### [Records supplied]
/---

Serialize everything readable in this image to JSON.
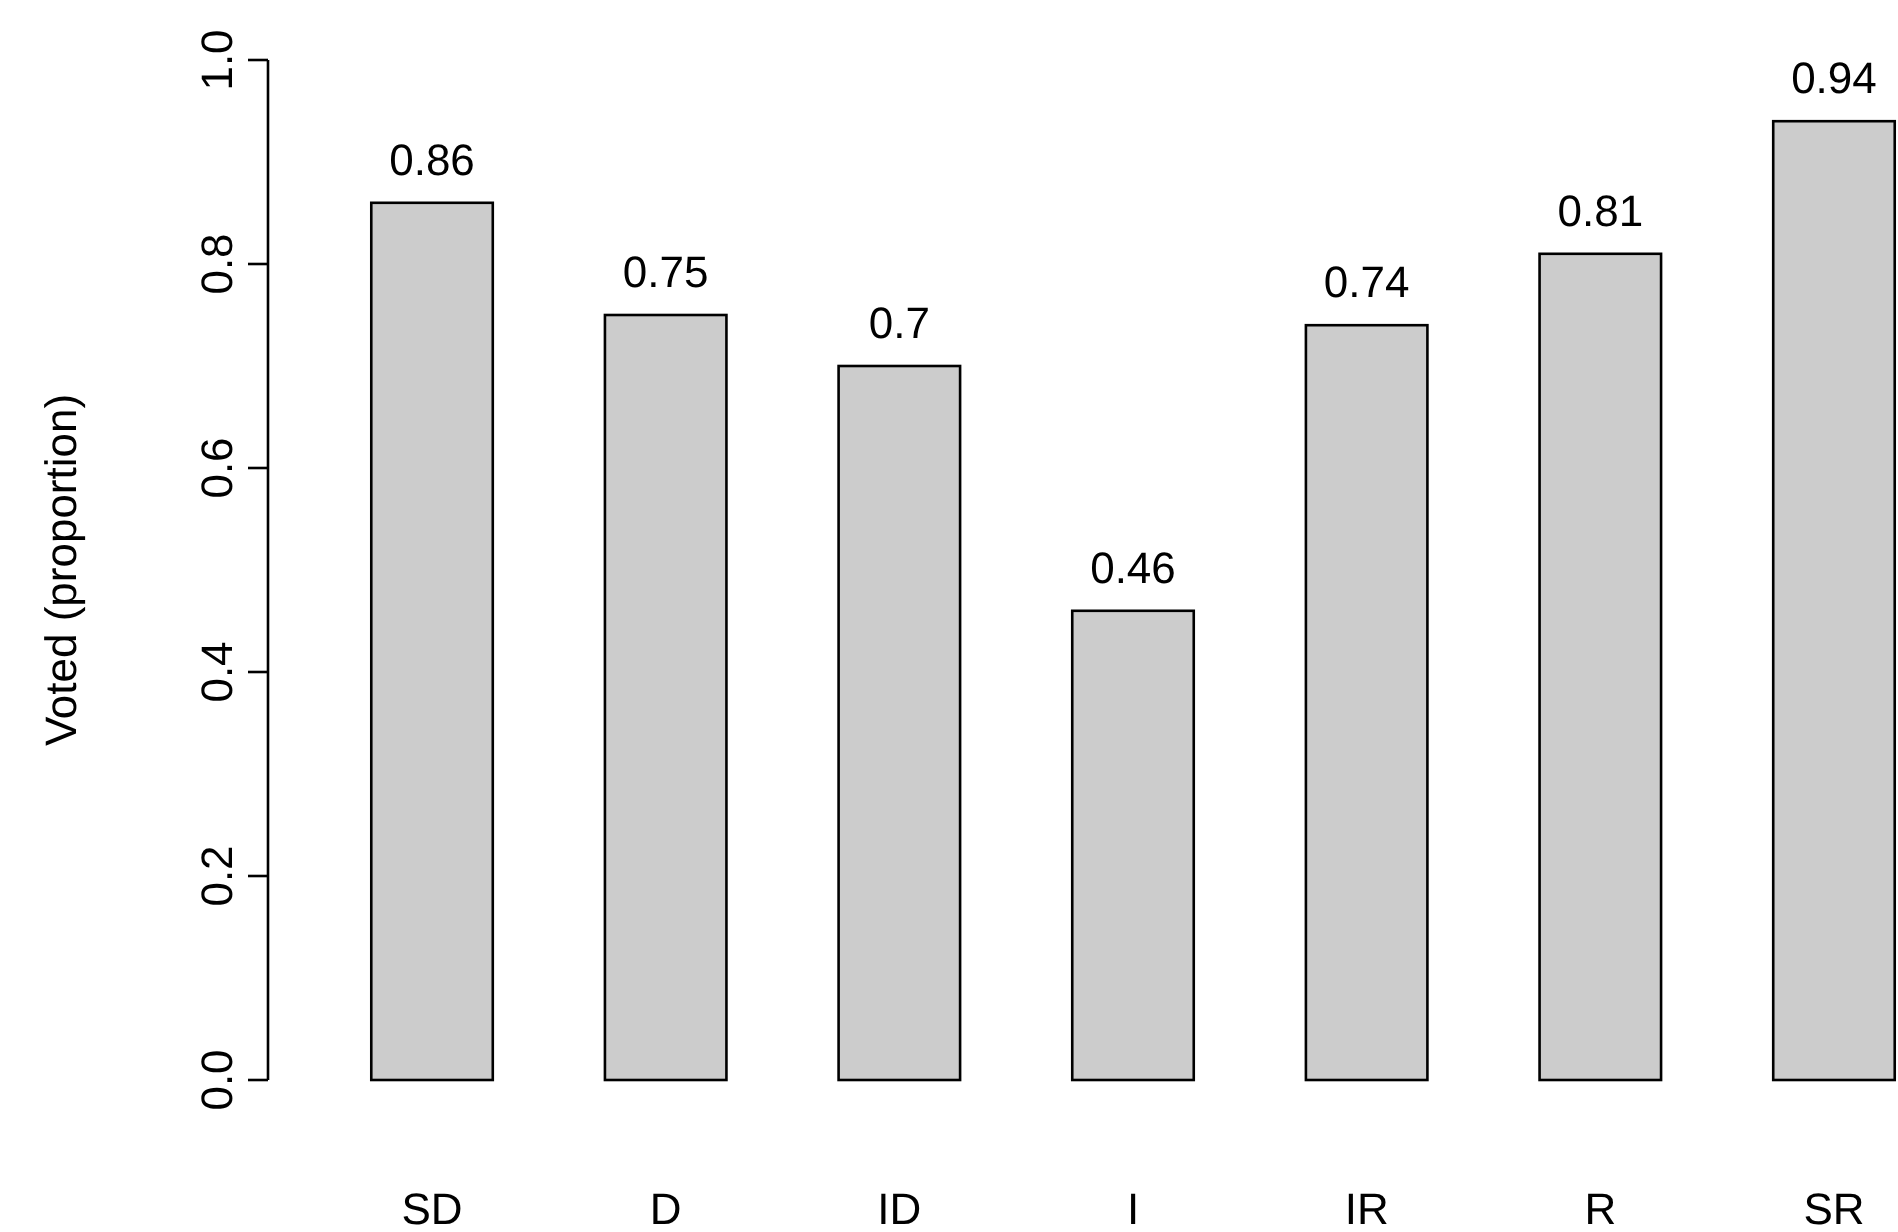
{
  "chart_data": {
    "type": "bar",
    "ylabel": "Voted (proportion)",
    "categories": [
      "SD",
      "D",
      "ID",
      "I",
      "IR",
      "R",
      "SR"
    ],
    "values": [
      0.86,
      0.75,
      0.7,
      0.46,
      0.74,
      0.81,
      0.94
    ],
    "color": "#cccccc",
    "ylim": [
      0,
      1
    ],
    "yticks": [
      {
        "value": 0,
        "label": "0.0"
      },
      0.2,
      0.4,
      0.6,
      0.8,
      {
        "value": 1,
        "label": "1.0"
      }
    ],
    "data_labels": true
  }
}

\---

### [Exercise goal]
Transcribe the complete set of entries verbatim. No pictures belong in the copy.

### [Completed exercise]
Serialize everything readable in this image to JSON.
{
  "chart_data": {
    "type": "bar",
    "ylabel": "Voted (proportion)",
    "categories": [
      "SD",
      "D",
      "ID",
      "I",
      "IR",
      "R",
      "SR"
    ],
    "values": [
      0.86,
      0.75,
      0.7,
      0.46,
      0.74,
      0.81,
      0.94
    ],
    "color": "#cccccc",
    "ylim": [
      0,
      1
    ],
    "yticks": [
      {
        "value": 0,
        "label": "0.0"
      },
      0.2,
      0.4,
      0.6,
      0.8,
      {
        "value": 1,
        "label": "1.0"
      }
    ],
    "data_labels": true
  }
}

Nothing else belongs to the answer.